A programação, que andava bem jururu, de repente se reanima com três filmes bem fortes.

Começo pelo mais popular, “A Rede Social”, de David Fincher, que está sendo considerado por muitos críticos nos EUA o melhor filme do ano.

Não sei se é. O pior, certamente, não é. Longe disso.

Conta-se ali, como todos já sabem, a história do inventor do facebook.

Mas não é bem isso que interessa a Fincher e ao filme, nem mesmo os desdobramentos jurídicos da história, com o inventor sendo alvo de uns tantos processos.

O principal, me parece, é uma certa trajetória contemporânea do gênio. Mark Zuckerberg é, sem dúvida, genial. Distingue-se entre os estudantes de Harvard. Trabalha com computadores melhor do que qualquer um.

Qual seria a trajetória do gênio em outros tempos? Um Freud, Einstein, uma Mme. Curie, etc., iriam trabalhar em algum laboratório, em alguma universidade, formular hipóteses fantásticas, descobrir doenças e curas e mais o que fosse.

O gênio contemporâneo é instantâneo e lucrativo. Zuckerberg teria 20 anos, se tanto, e era não mais que um nerd chato quando criou o facebook. Hoje é um bilionário.

Bem, o filme gira em torno disso. Gira, por exemplo, em torno da saída de Harvard, do soturno, gélido e aplicado ambiente universitário para a Califórnia do sol, das oportunidades. E do espetáculo, claro. Lá estão os bilhões.

Mas o que fazer desse conhecimento? E desses bilhões?

Muito bom ter idéias lucrativas, absurdamente lucrativas como o mundo da internet promete e, não raro, cumpre.

Fincher não parece muito disposto a elevar essa categoria ou essa aplicação do gênio aos céus. Esse é um gênio solitário, por um lado, e inútil, por outro.

■ Registros de dados ■
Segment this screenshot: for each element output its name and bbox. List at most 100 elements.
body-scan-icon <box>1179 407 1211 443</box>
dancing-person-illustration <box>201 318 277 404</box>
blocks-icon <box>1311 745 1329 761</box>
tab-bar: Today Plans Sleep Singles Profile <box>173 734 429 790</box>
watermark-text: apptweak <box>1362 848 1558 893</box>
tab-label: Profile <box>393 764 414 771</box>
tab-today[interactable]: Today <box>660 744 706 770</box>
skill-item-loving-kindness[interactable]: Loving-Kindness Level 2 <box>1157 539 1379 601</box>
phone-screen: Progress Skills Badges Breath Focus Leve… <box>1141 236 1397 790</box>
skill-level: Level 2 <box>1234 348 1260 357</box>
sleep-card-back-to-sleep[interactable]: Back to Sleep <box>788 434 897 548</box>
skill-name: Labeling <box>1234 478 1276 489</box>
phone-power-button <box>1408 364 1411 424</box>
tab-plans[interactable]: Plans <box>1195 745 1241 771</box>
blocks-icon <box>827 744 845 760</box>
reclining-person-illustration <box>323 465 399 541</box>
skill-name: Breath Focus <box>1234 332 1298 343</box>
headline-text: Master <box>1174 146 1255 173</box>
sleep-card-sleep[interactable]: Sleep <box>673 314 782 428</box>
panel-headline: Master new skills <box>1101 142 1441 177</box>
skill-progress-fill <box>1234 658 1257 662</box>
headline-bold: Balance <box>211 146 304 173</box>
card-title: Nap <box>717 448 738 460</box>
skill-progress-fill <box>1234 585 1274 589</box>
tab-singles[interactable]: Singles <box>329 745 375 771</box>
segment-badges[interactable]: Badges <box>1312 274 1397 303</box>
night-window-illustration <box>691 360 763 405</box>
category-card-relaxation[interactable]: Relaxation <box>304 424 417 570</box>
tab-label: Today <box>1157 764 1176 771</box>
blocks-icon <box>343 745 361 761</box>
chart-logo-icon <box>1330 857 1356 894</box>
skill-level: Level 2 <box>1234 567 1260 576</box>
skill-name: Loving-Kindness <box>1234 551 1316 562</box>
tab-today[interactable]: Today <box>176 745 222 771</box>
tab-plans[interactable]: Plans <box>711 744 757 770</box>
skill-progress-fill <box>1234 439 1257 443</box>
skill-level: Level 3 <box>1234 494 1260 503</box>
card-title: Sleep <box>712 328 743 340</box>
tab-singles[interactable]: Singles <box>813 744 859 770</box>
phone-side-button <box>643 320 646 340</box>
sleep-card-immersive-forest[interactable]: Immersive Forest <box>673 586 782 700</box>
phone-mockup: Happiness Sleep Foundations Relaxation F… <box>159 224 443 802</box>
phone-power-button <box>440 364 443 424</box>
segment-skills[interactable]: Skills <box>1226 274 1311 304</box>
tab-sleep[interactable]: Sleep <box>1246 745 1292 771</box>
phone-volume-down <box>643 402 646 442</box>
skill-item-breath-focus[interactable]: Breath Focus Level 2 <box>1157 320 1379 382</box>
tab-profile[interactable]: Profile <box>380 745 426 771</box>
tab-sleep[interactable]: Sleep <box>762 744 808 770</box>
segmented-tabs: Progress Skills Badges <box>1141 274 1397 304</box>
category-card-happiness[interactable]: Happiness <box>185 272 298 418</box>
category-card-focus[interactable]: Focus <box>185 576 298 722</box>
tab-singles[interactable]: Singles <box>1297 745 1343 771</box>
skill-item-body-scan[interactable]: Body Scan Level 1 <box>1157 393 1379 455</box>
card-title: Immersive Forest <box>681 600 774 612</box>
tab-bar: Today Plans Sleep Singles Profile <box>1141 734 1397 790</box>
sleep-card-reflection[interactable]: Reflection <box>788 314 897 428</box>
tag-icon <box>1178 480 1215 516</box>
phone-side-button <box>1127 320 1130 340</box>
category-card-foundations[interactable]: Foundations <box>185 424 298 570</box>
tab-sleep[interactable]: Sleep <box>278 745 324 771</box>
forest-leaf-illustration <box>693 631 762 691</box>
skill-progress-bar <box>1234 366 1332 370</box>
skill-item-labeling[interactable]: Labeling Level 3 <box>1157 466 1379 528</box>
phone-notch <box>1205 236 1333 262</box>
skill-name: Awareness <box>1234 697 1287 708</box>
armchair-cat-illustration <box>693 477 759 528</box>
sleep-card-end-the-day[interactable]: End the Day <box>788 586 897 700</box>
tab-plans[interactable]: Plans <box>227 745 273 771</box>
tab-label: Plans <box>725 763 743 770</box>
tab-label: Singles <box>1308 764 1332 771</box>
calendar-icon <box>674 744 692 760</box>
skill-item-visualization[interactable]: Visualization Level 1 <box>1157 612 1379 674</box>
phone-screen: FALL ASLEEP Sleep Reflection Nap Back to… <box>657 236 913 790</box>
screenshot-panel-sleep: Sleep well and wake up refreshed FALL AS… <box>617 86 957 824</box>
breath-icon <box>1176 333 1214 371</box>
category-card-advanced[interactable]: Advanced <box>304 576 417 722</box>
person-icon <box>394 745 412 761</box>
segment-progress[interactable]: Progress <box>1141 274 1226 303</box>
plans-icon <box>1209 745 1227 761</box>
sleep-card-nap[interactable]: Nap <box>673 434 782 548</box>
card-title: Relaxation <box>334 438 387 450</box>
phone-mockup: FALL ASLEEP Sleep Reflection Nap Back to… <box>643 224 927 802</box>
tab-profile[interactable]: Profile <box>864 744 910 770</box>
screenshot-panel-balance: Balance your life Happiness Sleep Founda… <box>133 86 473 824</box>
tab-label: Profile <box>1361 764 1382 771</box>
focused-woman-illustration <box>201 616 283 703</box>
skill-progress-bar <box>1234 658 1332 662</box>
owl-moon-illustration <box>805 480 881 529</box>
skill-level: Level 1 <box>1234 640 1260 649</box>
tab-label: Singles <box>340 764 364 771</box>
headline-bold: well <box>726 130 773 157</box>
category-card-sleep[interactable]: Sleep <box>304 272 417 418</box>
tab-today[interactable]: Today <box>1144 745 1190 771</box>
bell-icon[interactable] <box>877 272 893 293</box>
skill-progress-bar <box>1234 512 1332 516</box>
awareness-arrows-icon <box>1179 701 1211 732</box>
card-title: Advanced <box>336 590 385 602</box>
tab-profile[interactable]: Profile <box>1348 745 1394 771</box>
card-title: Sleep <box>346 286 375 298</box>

■ Atividade ■
Retome a crítica sobre o filme “A Rede Social”, apresentada acima no texto da página, e continue-a logo após a última frase.

■ Resultado ■
O sucesso do Facebook é característico dos tempos da internet, ou seja, maníaco. Mas o fato é que poderíamos viver muito bem sem ele. Digamos que Freud criou a psicanálise. Não é necessário ir ao divã para saber que o mundo foi afetado de maneira profunda por isso. Será que criações como o Facebook nos levam a alguma parte, ou só a novas criações que substituirão um dia o Facebook?

Em um nível, não importa: o cara é um quaquilionário.

Em outro, o filme fala dessa mistura de narcisismo e solidão que envolve esse tipo de atividade.

A parte da solidão é a mais bonita. Porque tudo gira em torno, a rigor, da perdas de Zuckerman, isto é, as feridas que carregará consigo: a impossibilidade de participar de determinada confraria (dessas que existem nas faculdades dos EUA), e o fora que leva da namorada.

Nenhuma das duas é minimamente profunda, o que talvez ilustre o que é, para Fincher, o destino da humanidade deste século.

A conferir nos próximos capítulos.

Volto para falar depois do novo Godard, “Film Socialisme”, e de “Abutres”, o filme argentino de Pablo Trapero.